- Dataset -
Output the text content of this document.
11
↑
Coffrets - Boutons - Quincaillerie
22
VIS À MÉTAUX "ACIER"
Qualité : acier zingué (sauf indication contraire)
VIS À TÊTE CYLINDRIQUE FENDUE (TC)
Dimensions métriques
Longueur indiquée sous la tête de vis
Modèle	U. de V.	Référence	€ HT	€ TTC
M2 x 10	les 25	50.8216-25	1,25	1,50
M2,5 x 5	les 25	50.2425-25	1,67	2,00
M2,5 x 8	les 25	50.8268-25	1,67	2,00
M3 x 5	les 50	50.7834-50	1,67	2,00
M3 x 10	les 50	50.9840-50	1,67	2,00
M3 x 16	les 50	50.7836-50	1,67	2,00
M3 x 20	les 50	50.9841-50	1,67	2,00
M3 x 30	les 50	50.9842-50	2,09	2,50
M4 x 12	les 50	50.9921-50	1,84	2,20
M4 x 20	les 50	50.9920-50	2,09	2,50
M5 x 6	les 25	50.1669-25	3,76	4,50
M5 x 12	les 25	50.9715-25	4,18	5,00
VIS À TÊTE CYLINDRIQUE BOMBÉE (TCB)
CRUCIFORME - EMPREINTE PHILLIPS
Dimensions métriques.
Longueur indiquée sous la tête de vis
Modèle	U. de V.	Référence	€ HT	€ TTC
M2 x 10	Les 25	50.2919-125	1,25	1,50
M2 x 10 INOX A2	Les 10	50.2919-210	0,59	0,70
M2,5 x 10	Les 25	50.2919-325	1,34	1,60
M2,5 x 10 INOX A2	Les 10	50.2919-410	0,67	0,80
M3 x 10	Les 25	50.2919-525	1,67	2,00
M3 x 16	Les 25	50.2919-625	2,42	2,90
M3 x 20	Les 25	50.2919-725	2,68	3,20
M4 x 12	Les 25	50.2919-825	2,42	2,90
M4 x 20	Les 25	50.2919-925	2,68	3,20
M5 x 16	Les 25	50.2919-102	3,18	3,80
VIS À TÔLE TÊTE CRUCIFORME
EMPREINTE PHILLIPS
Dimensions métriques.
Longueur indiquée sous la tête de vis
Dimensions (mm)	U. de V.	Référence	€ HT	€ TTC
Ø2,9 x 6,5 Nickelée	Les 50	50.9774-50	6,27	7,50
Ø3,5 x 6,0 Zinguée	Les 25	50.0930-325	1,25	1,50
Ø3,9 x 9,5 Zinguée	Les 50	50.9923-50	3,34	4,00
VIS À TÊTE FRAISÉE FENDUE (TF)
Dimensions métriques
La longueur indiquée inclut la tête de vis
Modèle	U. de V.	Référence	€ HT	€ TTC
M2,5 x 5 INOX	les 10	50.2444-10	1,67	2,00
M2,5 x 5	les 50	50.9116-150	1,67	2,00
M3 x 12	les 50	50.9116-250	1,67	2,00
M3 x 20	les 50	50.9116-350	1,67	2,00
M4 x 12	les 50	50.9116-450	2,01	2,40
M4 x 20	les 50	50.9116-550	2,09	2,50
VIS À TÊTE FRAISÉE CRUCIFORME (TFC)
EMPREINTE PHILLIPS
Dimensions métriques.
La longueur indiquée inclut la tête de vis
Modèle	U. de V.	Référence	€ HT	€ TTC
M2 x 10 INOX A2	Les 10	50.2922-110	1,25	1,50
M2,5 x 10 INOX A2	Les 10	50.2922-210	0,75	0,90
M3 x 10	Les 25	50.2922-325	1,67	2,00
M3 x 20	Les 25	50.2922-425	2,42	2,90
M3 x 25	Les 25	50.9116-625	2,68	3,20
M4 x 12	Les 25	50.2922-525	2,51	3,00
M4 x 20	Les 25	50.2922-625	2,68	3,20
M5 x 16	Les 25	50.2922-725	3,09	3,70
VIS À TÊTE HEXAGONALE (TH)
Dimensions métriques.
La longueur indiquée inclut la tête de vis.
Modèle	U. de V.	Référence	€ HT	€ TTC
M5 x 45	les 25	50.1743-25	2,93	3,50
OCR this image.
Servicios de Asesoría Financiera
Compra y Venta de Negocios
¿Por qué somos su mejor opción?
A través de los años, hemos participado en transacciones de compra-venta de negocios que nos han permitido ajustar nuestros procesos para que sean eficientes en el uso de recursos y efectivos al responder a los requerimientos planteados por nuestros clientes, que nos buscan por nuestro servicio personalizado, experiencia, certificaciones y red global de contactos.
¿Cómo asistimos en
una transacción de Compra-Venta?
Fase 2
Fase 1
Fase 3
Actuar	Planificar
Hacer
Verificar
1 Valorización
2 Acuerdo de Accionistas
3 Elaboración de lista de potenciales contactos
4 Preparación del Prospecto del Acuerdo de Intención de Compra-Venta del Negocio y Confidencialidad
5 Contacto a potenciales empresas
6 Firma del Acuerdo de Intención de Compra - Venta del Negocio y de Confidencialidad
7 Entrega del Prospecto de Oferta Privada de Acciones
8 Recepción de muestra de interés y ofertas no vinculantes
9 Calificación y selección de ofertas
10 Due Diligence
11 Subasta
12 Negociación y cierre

- What is being asked -
Hand back the material above in full, exactly as written.

- Task result -
Output the text content of this document.
11
↑
Coffrets - Boutons - Quincaillerie
22
VIS À MÉTAUX "ACIER"
Qualité : acier zingué (sauf indication contraire)
VIS À TÊTE CYLINDRIQUE FENDUE (TC)
Dimensions métriques
Longueur indiquée sous la tête de vis
Modèle	U. de V.	Référence	€ HT	€ TTC
M2 x 10	les 25	50.8216-25	1,25	1,50
M2,5 x 5	les 25	50.2425-25	1,67	2,00
M2,5 x 8	les 25	50.8268-25	1,67	2,00
M3 x 5	les 50	50.7834-50	1,67	2,00
M3 x 10	les 50	50.9840-50	1,67	2,00
M3 x 16	les 50	50.7836-50	1,67	2,00
M3 x 20	les 50	50.9841-50	1,67	2,00
M3 x 30	les 50	50.9842-50	2,09	2,50
M4 x 12	les 50	50.9921-50	1,84	2,20
M4 x 20	les 50	50.9920-50	2,09	2,50
M5 x 6	les 25	50.1669-25	3,76	4,50
M5 x 12	les 25	50.9715-25	4,18	5,00
VIS À TÊTE CYLINDRIQUE BOMBÉE (TCB)
CRUCIFORME - EMPREINTE PHILLIPS
Dimensions métriques.
Longueur indiquée sous la tête de vis
Modèle	U. de V.	Référence	€ HT	€ TTC
M2 x 10	Les 25	50.2919-125	1,25	1,50
M2 x 10 INOX A2	Les 10	50.2919-210	0,59	0,70
M2,5 x 10	Les 25	50.2919-325	1,34	1,60
M2,5 x 10 INOX A2	Les 10	50.2919-410	0,67	0,80
M3 x 10	Les 25	50.2919-525	1,67	2,00
M3 x 16	Les 25	50.2919-625	2,42	2,90
M3 x 20	Les 25	50.2919-725	2,68	3,20
M4 x 12	Les 25	50.2919-825	2,42	2,90
M4 x 20	Les 25	50.2919-925	2,68	3,20
M5 x 16	Les 25	50.2919-102	3,18	3,80
VIS À TÔLE TÊTE CRUCIFORME
EMPREINTE PHILLIPS
Dimensions métriques.
Longueur indiquée sous la tête de vis
Dimensions (mm)	U. de V.	Référence	€ HT	€ TTC
Ø2,9 x 6,5 Nickelée	Les 50	50.9774-50	6,27	7,50
Ø3,5 x 6,0 Zinguée	Les 25	50.0930-325	1,25	1,50
Ø3,9 x 9,5 Zinguée	Les 50	50.9923-50	3,34	4,00
VIS À TÊTE FRAISÉE FENDUE (TF)
Dimensions métriques
La longueur indiquée inclut la tête de vis
Modèle	U. de V.	Référence	€ HT	€ TTC
M2,5 x 5 INOX	les 10	50.2444-10	1,67	2,00
M2,5 x 5	les 50	50.9116-150	1,67	2,00
M3 x 12	les 50	50.9116-250	1,67	2,00
M3 x 20	les 50	50.9116-350	1,67	2,00
M4 x 12	les 50	50.9116-450	2,01	2,40
M4 x 20	les 50	50.9116-550	2,09	2,50
VIS À TÊTE FRAISÉE CRUCIFORME (TFC)
EMPREINTE PHILLIPS
Dimensions métriques.
La longueur indiquée inclut la tête de vis
Modèle	U. de V.	Référence	€ HT	€ TTC
M2 x 10 INOX A2	Les 10	50.2922-110	1,25	1,50
M2,5 x 10 INOX A2	Les 10	50.2922-210	0,75	0,90
M3 x 10	Les 25	50.2922-325	1,67	2,00
M3 x 20	Les 25	50.2922-425	2,42	2,90
M3 x 25	Les 25	50.9116-625	2,68	3,20
M4 x 12	Les 25	50.2922-525	2,51	3,00
M4 x 20	Les 25	50.2922-625	2,68	3,20
M5 x 16	Les 25	50.2922-725	3,09	3,70
VIS À TÊTE HEXAGONALE (TH)
Dimensions métriques.
La longueur indiquée inclut la tête de vis.
Modèle	U. de V.	Référence	€ HT	€ TTC
M5 x 45	les 25	50.1743-25	2,93	3,50
OCR this image.
Servicios de Asesoría Financiera
Compra y Venta de Negocios
¿Por qué somos su mejor opción?
A través de los años, hemos participado en transacciones de compra-venta de negocios que nos han permitido ajustar nuestros procesos para que sean eficientes en el uso de recursos y efectivos al responder a los requerimientos planteados por nuestros clientes, que nos buscan por nuestro servicio personalizado, experiencia, certificaciones y red global de contactos.
¿Cómo asistimos en
una transacción de Compra-Venta?
Fase 2
Fase 1
Fase 3
Actuar	Planificar
Hacer
Verificar
1 Valorización
2 Acuerdo de Accionistas
3 Elaboración de lista de potenciales contactos
4 Preparación del Prospecto del Acuerdo de Intención de Compra-Venta del Negocio y Confidencialidad
5 Contacto a potenciales empresas
6 Firma del Acuerdo de Intención de Compra - Venta del Negocio y de Confidencialidad
7 Entrega del Prospecto de Oferta Privada de Acciones
8 Recepción de muestra de interés y ofertas no vinculantes
9 Calificación y selección de ofertas
10 Due Diligence
11 Subasta
12 Negociación y cierre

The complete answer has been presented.